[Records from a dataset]
▽
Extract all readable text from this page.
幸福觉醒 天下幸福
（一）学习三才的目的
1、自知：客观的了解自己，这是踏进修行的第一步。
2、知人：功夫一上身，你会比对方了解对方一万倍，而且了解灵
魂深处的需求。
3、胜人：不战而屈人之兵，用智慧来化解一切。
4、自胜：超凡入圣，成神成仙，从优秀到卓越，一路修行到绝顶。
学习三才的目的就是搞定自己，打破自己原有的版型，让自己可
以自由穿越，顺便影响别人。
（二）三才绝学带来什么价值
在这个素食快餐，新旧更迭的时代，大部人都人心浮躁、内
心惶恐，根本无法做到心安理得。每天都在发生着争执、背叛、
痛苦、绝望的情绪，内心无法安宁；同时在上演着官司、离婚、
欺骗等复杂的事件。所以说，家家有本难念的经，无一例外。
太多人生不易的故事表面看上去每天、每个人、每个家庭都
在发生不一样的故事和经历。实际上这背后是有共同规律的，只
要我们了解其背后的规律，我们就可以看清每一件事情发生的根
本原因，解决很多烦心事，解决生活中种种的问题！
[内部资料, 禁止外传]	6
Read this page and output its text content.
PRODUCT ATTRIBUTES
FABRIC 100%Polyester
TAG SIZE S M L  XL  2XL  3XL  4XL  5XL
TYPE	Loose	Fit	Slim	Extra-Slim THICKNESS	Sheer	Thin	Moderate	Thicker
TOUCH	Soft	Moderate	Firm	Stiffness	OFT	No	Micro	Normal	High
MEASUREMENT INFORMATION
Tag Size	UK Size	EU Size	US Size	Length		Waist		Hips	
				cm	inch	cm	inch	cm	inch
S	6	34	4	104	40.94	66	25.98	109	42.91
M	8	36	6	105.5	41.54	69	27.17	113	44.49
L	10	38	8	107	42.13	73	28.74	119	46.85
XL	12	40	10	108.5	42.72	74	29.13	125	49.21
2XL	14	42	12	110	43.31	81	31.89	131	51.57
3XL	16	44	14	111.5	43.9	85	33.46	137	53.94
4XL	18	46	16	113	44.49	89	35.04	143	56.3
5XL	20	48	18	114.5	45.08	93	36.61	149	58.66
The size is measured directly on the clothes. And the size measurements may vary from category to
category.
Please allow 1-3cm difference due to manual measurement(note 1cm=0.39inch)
△
* WORK TO BE COMPLETED *
Write the entire listing out again, word for word.

* FINAL RESULT *
Extract all readable text from this page.
幸福觉醒 天下幸福
（一）学习三才的目的
1、自知：客观的了解自己，这是踏进修行的第一步。
2、知人：功夫一上身，你会比对方了解对方一万倍，而且了解灵
魂深处的需求。
3、胜人：不战而屈人之兵，用智慧来化解一切。
4、自胜：超凡入圣，成神成仙，从优秀到卓越，一路修行到绝顶。
学习三才的目的就是搞定自己，打破自己原有的版型，让自己可
以自由穿越，顺便影响别人。
（二）三才绝学带来什么价值
在这个素食快餐，新旧更迭的时代，大部人都人心浮躁、内
心惶恐，根本无法做到心安理得。每天都在发生着争执、背叛、
痛苦、绝望的情绪，内心无法安宁；同时在上演着官司、离婚、
欺骗等复杂的事件。所以说，家家有本难念的经，无一例外。
太多人生不易的故事表面看上去每天、每个人、每个家庭都
在发生不一样的故事和经历。实际上这背后是有共同规律的，只
要我们了解其背后的规律，我们就可以看清每一件事情发生的根
本原因，解决很多烦心事，解决生活中种种的问题！
[内部资料, 禁止外传]	6
Read this page and output its text content.
PRODUCT ATTRIBUTES
FABRIC 100%Polyester
TAG SIZE S M L  XL  2XL  3XL  4XL  5XL
TYPE	Loose	Fit	Slim	Extra-Slim THICKNESS	Sheer	Thin	Moderate	Thicker
TOUCH	Soft	Moderate	Firm	Stiffness	OFT	No	Micro	Normal	High
MEASUREMENT INFORMATION
Tag Size	UK Size	EU Size	US Size	Length		Waist		Hips	
				cm	inch	cm	inch	cm	inch
S	6	34	4	104	40.94	66	25.98	109	42.91
M	8	36	6	105.5	41.54	69	27.17	113	44.49
L	10	38	8	107	42.13	73	28.74	119	46.85
XL	12	40	10	108.5	42.72	74	29.13	125	49.21
2XL	14	42	12	110	43.31	81	31.89	131	51.57
3XL	16	44	14	111.5	43.9	85	33.46	137	53.94
4XL	18	46	16	113	44.49	89	35.04	143	56.3
5XL	20	48	18	114.5	45.08	93	36.61	149	58.66
The size is measured directly on the clothes. And the size measurements may vary from category to
category.
Please allow 1-3cm difference due to manual measurement(note 1cm=0.39inch)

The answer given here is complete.